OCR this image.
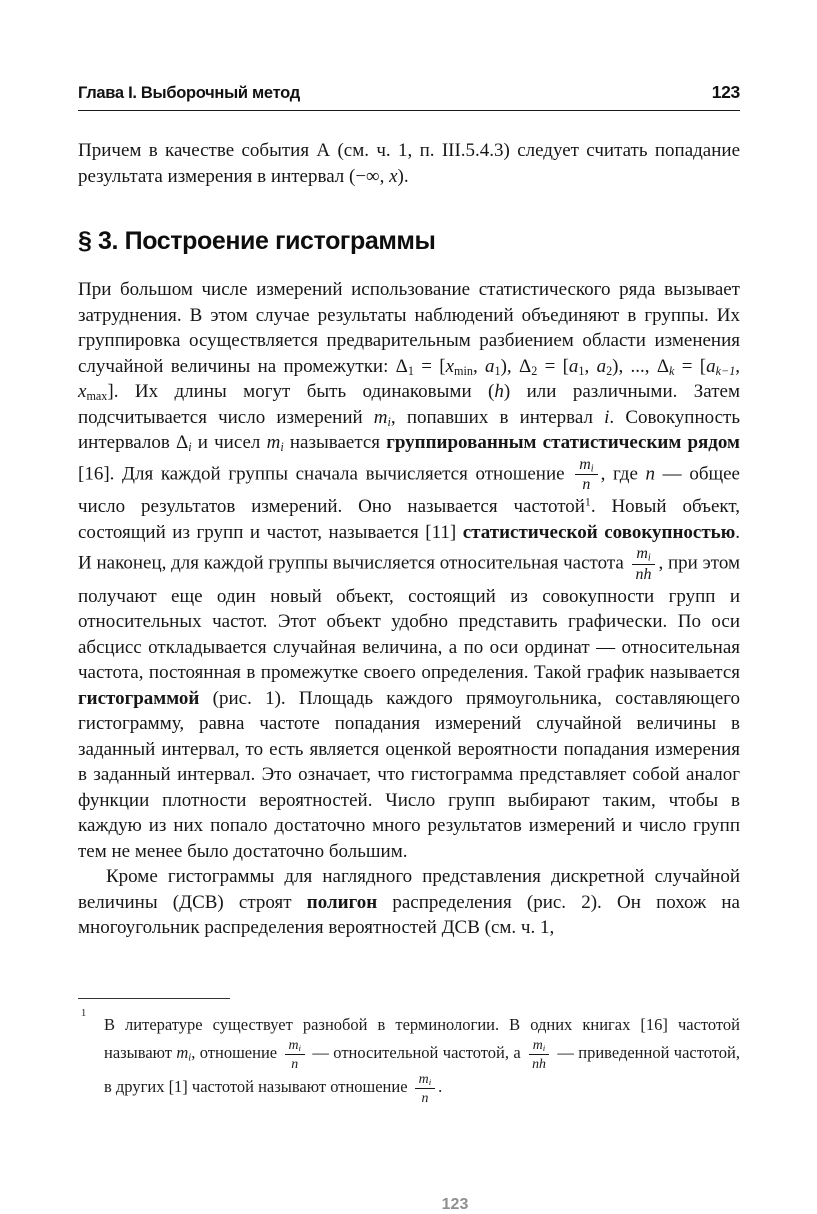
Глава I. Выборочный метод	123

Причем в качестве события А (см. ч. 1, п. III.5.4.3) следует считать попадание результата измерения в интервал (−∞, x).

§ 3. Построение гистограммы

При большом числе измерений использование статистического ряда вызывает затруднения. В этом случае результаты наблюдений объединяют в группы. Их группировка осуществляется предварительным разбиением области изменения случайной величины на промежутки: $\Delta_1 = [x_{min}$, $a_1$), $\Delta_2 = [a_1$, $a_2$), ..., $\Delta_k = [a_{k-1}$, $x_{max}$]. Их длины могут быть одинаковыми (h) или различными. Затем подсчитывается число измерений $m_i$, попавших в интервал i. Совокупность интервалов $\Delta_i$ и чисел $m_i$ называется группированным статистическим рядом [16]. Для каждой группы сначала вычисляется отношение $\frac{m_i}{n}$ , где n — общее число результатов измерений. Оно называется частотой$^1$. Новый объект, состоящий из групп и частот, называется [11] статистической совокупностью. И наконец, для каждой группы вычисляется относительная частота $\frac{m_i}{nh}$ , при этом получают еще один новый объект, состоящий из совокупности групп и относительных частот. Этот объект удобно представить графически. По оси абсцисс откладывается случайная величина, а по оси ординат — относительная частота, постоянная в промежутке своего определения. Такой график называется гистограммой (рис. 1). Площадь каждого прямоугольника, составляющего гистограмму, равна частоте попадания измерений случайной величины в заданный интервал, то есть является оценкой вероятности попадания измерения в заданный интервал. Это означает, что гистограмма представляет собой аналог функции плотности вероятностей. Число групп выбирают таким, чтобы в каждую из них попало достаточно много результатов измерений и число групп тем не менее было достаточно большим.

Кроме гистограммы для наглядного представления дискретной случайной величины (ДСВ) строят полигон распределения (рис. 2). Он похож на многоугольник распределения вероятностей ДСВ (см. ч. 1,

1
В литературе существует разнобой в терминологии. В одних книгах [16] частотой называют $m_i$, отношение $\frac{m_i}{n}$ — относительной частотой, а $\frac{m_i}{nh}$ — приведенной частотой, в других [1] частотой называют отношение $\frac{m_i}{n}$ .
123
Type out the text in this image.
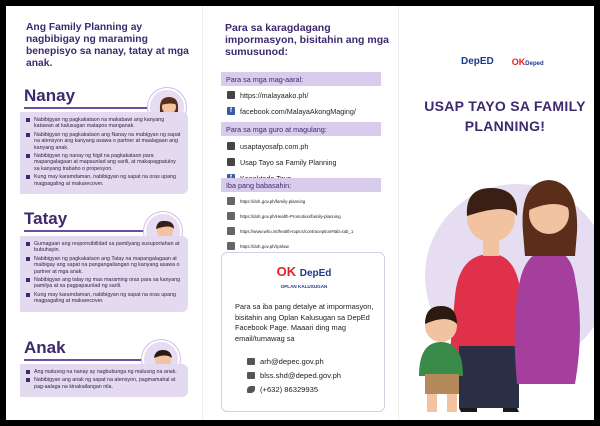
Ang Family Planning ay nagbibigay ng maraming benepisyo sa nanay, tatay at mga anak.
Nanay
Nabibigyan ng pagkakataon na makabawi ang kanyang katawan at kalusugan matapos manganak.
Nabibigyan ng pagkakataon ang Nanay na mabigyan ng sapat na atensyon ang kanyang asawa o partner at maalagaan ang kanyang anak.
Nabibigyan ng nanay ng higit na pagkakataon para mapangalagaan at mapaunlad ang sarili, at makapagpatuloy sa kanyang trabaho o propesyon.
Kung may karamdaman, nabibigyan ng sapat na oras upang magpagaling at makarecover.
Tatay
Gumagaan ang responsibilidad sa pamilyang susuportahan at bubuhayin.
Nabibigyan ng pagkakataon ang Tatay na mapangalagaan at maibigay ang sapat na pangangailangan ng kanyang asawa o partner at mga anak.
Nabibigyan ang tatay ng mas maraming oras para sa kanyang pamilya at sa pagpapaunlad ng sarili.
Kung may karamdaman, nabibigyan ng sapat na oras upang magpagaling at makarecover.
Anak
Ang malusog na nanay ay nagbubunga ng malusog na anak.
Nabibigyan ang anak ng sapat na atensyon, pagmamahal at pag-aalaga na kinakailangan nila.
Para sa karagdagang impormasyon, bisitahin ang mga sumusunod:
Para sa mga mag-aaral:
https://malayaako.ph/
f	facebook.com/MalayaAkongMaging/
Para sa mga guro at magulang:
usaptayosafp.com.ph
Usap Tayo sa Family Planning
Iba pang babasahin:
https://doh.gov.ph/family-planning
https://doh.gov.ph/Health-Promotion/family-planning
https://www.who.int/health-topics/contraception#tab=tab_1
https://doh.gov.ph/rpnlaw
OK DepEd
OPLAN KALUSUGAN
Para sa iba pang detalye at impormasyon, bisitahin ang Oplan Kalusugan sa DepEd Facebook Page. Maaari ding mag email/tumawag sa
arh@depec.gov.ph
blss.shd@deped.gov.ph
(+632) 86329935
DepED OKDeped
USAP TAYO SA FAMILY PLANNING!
────────────────────────────────────────
● Your objective:
Transcribe every record above exactly as written, leaving out any pictures.

● The output:
OCR this image.
Глава I. Выборочный метод	123

Причем в качестве события А (см. ч. 1, п. III.5.4.3) следует считать попадание результата измерения в интервал (−∞, x).

§ 3. Построение гистограммы

При большом числе измерений использование статистического ряда вызывает затруднения. В этом случае результаты наблюдений объединяют в группы. Их группировка осуществляется предварительным разбиением области изменения случайной величины на промежутки: $\Delta_1 = [x_{min}$, $a_1$), $\Delta_2 = [a_1$, $a_2$), ..., $\Delta_k = [a_{k-1}$, $x_{max}$]. Их длины могут быть одинаковыми (h) или различными. Затем подсчитывается число измерений $m_i$, попавших в интервал i. Совокупность интервалов $\Delta_i$ и чисел $m_i$ называется группированным статистическим рядом [16]. Для каждой группы сначала вычисляется отношение $\frac{m_i}{n}$ , где n — общее число результатов измерений. Оно называется частотой$^1$. Новый объект, состоящий из групп и частот, называется [11] статистической совокупностью. И наконец, для каждой группы вычисляется относительная частота $\frac{m_i}{nh}$ , при этом получают еще один новый объект, состоящий из совокупности групп и относительных частот. Этот объект удобно представить графически. По оси абсцисс откладывается случайная величина, а по оси ординат — относительная частота, постоянная в промежутке своего определения. Такой график называется гистограммой (рис. 1). Площадь каждого прямоугольника, составляющего гистограмму, равна частоте попадания измерений случайной величины в заданный интервал, то есть является оценкой вероятности попадания измерения в заданный интервал. Это означает, что гистограмма представляет собой аналог функции плотности вероятностей. Число групп выбирают таким, чтобы в каждую из них попало достаточно много результатов измерений и число групп тем не менее было достаточно большим.

Кроме гистограммы для наглядного представления дискретной случайной величины (ДСВ) строят полигон распределения (рис. 2). Он похож на многоугольник распределения вероятностей ДСВ (см. ч. 1,

1
В литературе существует разнобой в терминологии. В одних книгах [16] частотой называют $m_i$, отношение $\frac{m_i}{n}$ — относительной частотой, а $\frac{m_i}{nh}$ — приведенной частотой, в других [1] частотой называют отношение $\frac{m_i}{n}$ .
123
Type out the text in this image.
Ang Family Planning ay nagbibigay ng maraming benepisyo sa nanay, tatay at mga anak.
Nanay
Nabibigyan ng pagkakataon na makabawi ang kanyang katawan at kalusugan matapos manganak.
Nabibigyan ng pagkakataon ang Nanay na mabigyan ng sapat na atensyon ang kanyang asawa o partner at maalagaan ang kanyang anak.
Nabibigyan ng nanay ng higit na pagkakataon para mapangalagaan at mapaunlad ang sarili, at makapagpatuloy sa kanyang trabaho o propesyon.
Kung may karamdaman, nabibigyan ng sapat na oras upang magpagaling at makarecover.
Tatay
Gumagaan ang responsibilidad sa pamilyang susuportahan at bubuhayin.
Nabibigyan ng pagkakataon ang Tatay na mapangalagaan at maibigay ang sapat na pangangailangan ng kanyang asawa o partner at mga anak.
Nabibigyan ang tatay ng mas maraming oras para sa kanyang pamilya at sa pagpapaunlad ng sarili.
Kung may karamdaman, nabibigyan ng sapat na oras upang magpagaling at makarecover.
Anak
Ang malusog na nanay ay nagbubunga ng malusog na anak.
Nabibigyan ang anak ng sapat na atensyon, pagmamahal at pag-aalaga na kinakailangan nila.
Para sa karagdagang impormasyon, bisitahin ang mga sumusunod:
Para sa mga mag-aaral:
https://malayaako.ph/
f	facebook.com/MalayaAkongMaging/
Para sa mga guro at magulang:
usaptayosafp.com.ph
Usap Tayo sa Family Planning
Iba pang babasahin:
https://doh.gov.ph/family-planning
https://doh.gov.ph/Health-Promotion/family-planning
https://www.who.int/health-topics/contraception#tab=tab_1
https://doh.gov.ph/rpnlaw
OK DepEd
OPLAN KALUSUGAN
Para sa iba pang detalye at impormasyon, bisitahin ang Oplan Kalusugan sa DepEd Facebook Page. Maaari ding mag email/tumawag sa
arh@depec.gov.ph
blss.shd@deped.gov.ph
(+632) 86329935
DepED OKDeped
USAP TAYO SA FAMILY PLANNING!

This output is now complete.